__Input material__
-------

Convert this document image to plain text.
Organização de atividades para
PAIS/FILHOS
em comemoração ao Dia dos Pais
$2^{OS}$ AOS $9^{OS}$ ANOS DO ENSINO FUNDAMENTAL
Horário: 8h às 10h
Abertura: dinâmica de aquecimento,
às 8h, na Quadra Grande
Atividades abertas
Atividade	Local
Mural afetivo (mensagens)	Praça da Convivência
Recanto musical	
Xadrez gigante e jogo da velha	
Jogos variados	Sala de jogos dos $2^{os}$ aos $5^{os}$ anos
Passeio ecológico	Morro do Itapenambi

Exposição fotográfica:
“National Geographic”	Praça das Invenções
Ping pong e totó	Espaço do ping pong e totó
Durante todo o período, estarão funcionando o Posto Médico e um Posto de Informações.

-------

__Short task__
State how many lines of the data include the word "Praça", with nothing else.

__Exercise solution__
2